----- DATA RECORDS

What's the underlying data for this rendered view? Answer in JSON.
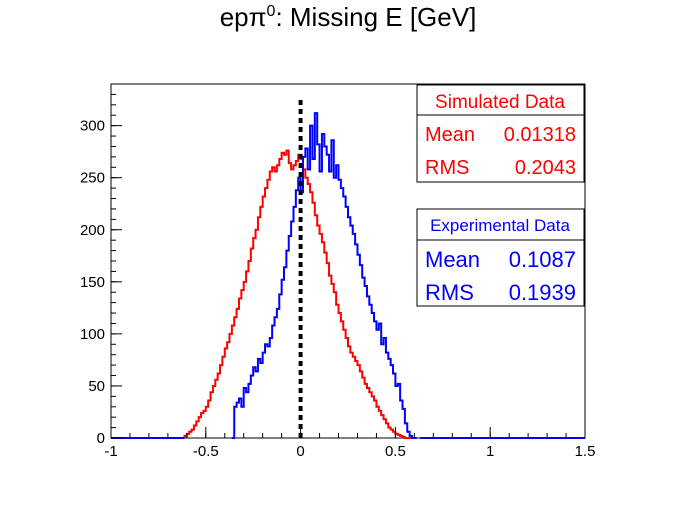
{
  "chart_data": {
    "type": "bar",
    "title_main": "epπ",
    "title_sup": "0",
    "title_rest": ": Missing E [GeV]",
    "xlim": [
      -1,
      1.5
    ],
    "ylim": [
      0,
      340
    ],
    "x_ticks": [
      -1,
      -0.5,
      0,
      0.5,
      1,
      1.5
    ],
    "x_tick_labels": [
      "-1",
      "-0.5",
      "0",
      "0.5",
      "1",
      "1.5"
    ],
    "y_ticks": [
      0,
      50,
      100,
      150,
      200,
      250,
      300
    ],
    "y_tick_labels": [
      "0",
      "50",
      "100",
      "150",
      "200",
      "250",
      "300"
    ],
    "bin_width": 0.0125,
    "reference_line_x": 0,
    "series": [
      {
        "name": "Simulated Data",
        "color": "#ff0000",
        "x_start": -0.6125,
        "values": [
          2,
          4,
          6,
          8,
          12,
          16,
          20,
          24,
          26,
          30,
          36,
          44,
          50,
          56,
          62,
          70,
          78,
          86,
          92,
          100,
          108,
          116,
          124,
          134,
          142,
          150,
          160,
          170,
          182,
          192,
          200,
          212,
          222,
          232,
          240,
          248,
          256,
          260,
          256,
          262,
          268,
          274,
          272,
          276,
          264,
          258,
          262,
          266,
          272,
          268,
          258,
          250,
          244,
          236,
          226,
          214,
          204,
          196,
          188,
          178,
          168,
          156,
          148,
          140,
          128,
          120,
          112,
          104,
          96,
          88,
          82,
          78,
          74,
          70,
          64,
          58,
          52,
          48,
          44,
          40,
          36,
          30,
          26,
          22,
          18,
          14,
          10,
          8,
          6,
          4,
          3,
          2,
          1,
          0,
          0,
          0
        ]
      },
      {
        "name": "Experimental Data",
        "color": "#0000ff",
        "x_start": -0.3625,
        "values": [
          0,
          30,
          34,
          38,
          30,
          48,
          44,
          52,
          60,
          68,
          64,
          76,
          72,
          82,
          90,
          88,
          96,
          108,
          116,
          124,
          138,
          152,
          164,
          180,
          194,
          208,
          222,
          238,
          250,
          236,
          270,
          278,
          258,
          300,
          268,
          312,
          282,
          256,
          292,
          280,
          272,
          256,
          286,
          250,
          262,
          248,
          240,
          232,
          222,
          212,
          204,
          196,
          186,
          176,
          166,
          154,
          146,
          136,
          128,
          120,
          112,
          104,
          110,
          90,
          96,
          82,
          76,
          70,
          62,
          50,
          52,
          36,
          28,
          14,
          6,
          2,
          0,
          0
        ]
      }
    ],
    "stats": [
      {
        "title": "Simulated Data",
        "mean_label": "Mean",
        "mean_value": "0.01318",
        "rms_label": "RMS",
        "rms_value": "0.2043"
      },
      {
        "title": "Experimental Data",
        "mean_label": "Mean",
        "mean_value": "0.1087",
        "rms_label": "RMS",
        "rms_value": "0.1939"
      }
    ]
  }
}
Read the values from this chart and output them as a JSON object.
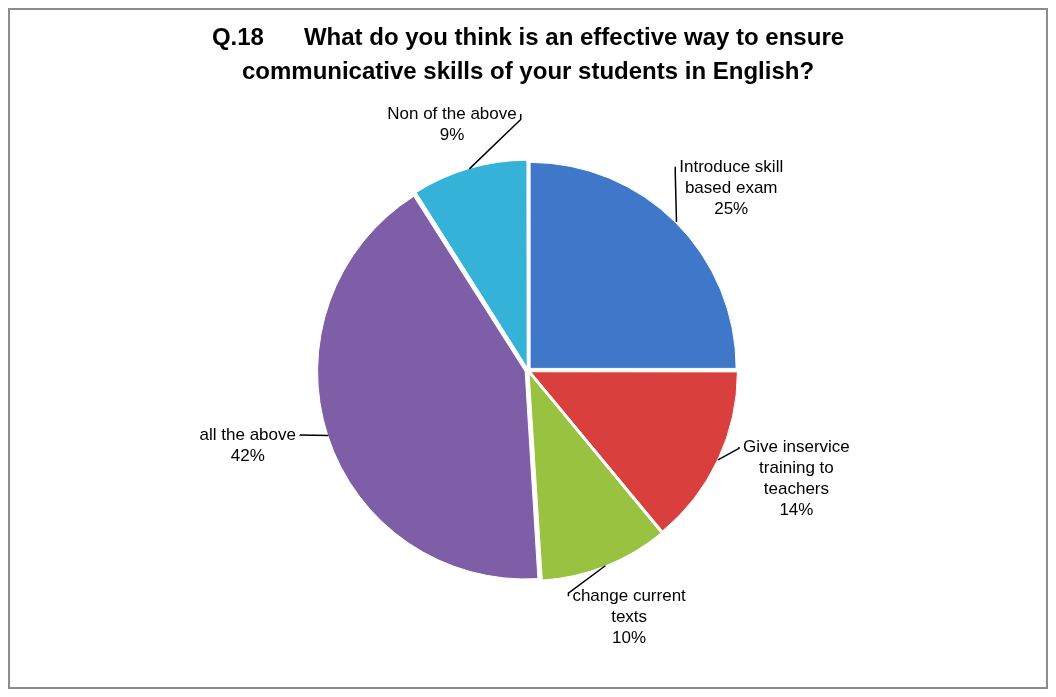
{
  "chart_data": {
    "type": "pie",
    "title": "Q.18      What do you think is an effective way to ensure communicative skills of your students in English?",
    "categories": [
      "Introduce skill based exam",
      "Give inservice training to teachers",
      "change current texts",
      "all the above",
      "Non of the above"
    ],
    "values": [
      25,
      14,
      10,
      42,
      9
    ],
    "value_labels": [
      "25%",
      "14%",
      "10%",
      "42%",
      "9%"
    ],
    "colors": [
      "#3f78c8",
      "#d9403d",
      "#98c23f",
      "#7f5ea8",
      "#35b2d8"
    ],
    "legend": false
  }
}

----------

### WHAT NEEDS TO BE DONE
Omit the images and transcribe all of the records above word for word.

### RESPONSE TO THE EXERCISE
What's the underlying data for this rendered view? Answer in JSON.
{
  "chart_data": {
    "type": "bar",
    "title_main": "epπ",
    "title_sup": "0",
    "title_rest": ": Missing E [GeV]",
    "xlim": [
      -1,
      1.5
    ],
    "ylim": [
      0,
      340
    ],
    "x_ticks": [
      -1,
      -0.5,
      0,
      0.5,
      1,
      1.5
    ],
    "x_tick_labels": [
      "-1",
      "-0.5",
      "0",
      "0.5",
      "1",
      "1.5"
    ],
    "y_ticks": [
      0,
      50,
      100,
      150,
      200,
      250,
      300
    ],
    "y_tick_labels": [
      "0",
      "50",
      "100",
      "150",
      "200",
      "250",
      "300"
    ],
    "bin_width": 0.0125,
    "reference_line_x": 0,
    "series": [
      {
        "name": "Simulated Data",
        "color": "#ff0000",
        "x_start": -0.6125,
        "values": [
          2,
          4,
          6,
          8,
          12,
          16,
          20,
          24,
          26,
          30,
          36,
          44,
          50,
          56,
          62,
          70,
          78,
          86,
          92,
          100,
          108,
          116,
          124,
          134,
          142,
          150,
          160,
          170,
          182,
          192,
          200,
          212,
          222,
          232,
          240,
          248,
          256,
          260,
          256,
          262,
          268,
          274,
          272,
          276,
          264,
          258,
          262,
          266,
          272,
          268,
          258,
          250,
          244,
          236,
          226,
          214,
          204,
          196,
          188,
          178,
          168,
          156,
          148,
          140,
          128,
          120,
          112,
          104,
          96,
          88,
          82,
          78,
          74,
          70,
          64,
          58,
          52,
          48,
          44,
          40,
          36,
          30,
          26,
          22,
          18,
          14,
          10,
          8,
          6,
          4,
          3,
          2,
          1,
          0,
          0,
          0
        ]
      },
      {
        "name": "Experimental Data",
        "color": "#0000ff",
        "x_start": -0.3625,
        "values": [
          0,
          30,
          34,
          38,
          30,
          48,
          44,
          52,
          60,
          68,
          64,
          76,
          72,
          82,
          90,
          88,
          96,
          108,
          116,
          124,
          138,
          152,
          164,
          180,
          194,
          208,
          222,
          238,
          250,
          236,
          270,
          278,
          258,
          300,
          268,
          312,
          282,
          256,
          292,
          280,
          272,
          256,
          286,
          250,
          262,
          248,
          240,
          232,
          222,
          212,
          204,
          196,
          186,
          176,
          166,
          154,
          146,
          136,
          128,
          120,
          112,
          104,
          110,
          90,
          96,
          82,
          76,
          70,
          62,
          50,
          52,
          36,
          28,
          14,
          6,
          2,
          0,
          0
        ]
      }
    ],
    "stats": [
      {
        "title": "Simulated Data",
        "mean_label": "Mean",
        "mean_value": "0.01318",
        "rms_label": "RMS",
        "rms_value": "0.2043"
      },
      {
        "title": "Experimental Data",
        "mean_label": "Mean",
        "mean_value": "0.1087",
        "rms_label": "RMS",
        "rms_value": "0.1939"
      }
    ]
  }
}
Read the values from this chart and output them as a JSON object.
{
  "chart_data": {
    "type": "pie",
    "title": "Q.18      What do you think is an effective way to ensure communicative skills of your students in English?",
    "categories": [
      "Introduce skill based exam",
      "Give inservice training to teachers",
      "change current texts",
      "all the above",
      "Non of the above"
    ],
    "values": [
      25,
      14,
      10,
      42,
      9
    ],
    "value_labels": [
      "25%",
      "14%",
      "10%",
      "42%",
      "9%"
    ],
    "colors": [
      "#3f78c8",
      "#d9403d",
      "#98c23f",
      "#7f5ea8",
      "#35b2d8"
    ],
    "legend": false
  }
}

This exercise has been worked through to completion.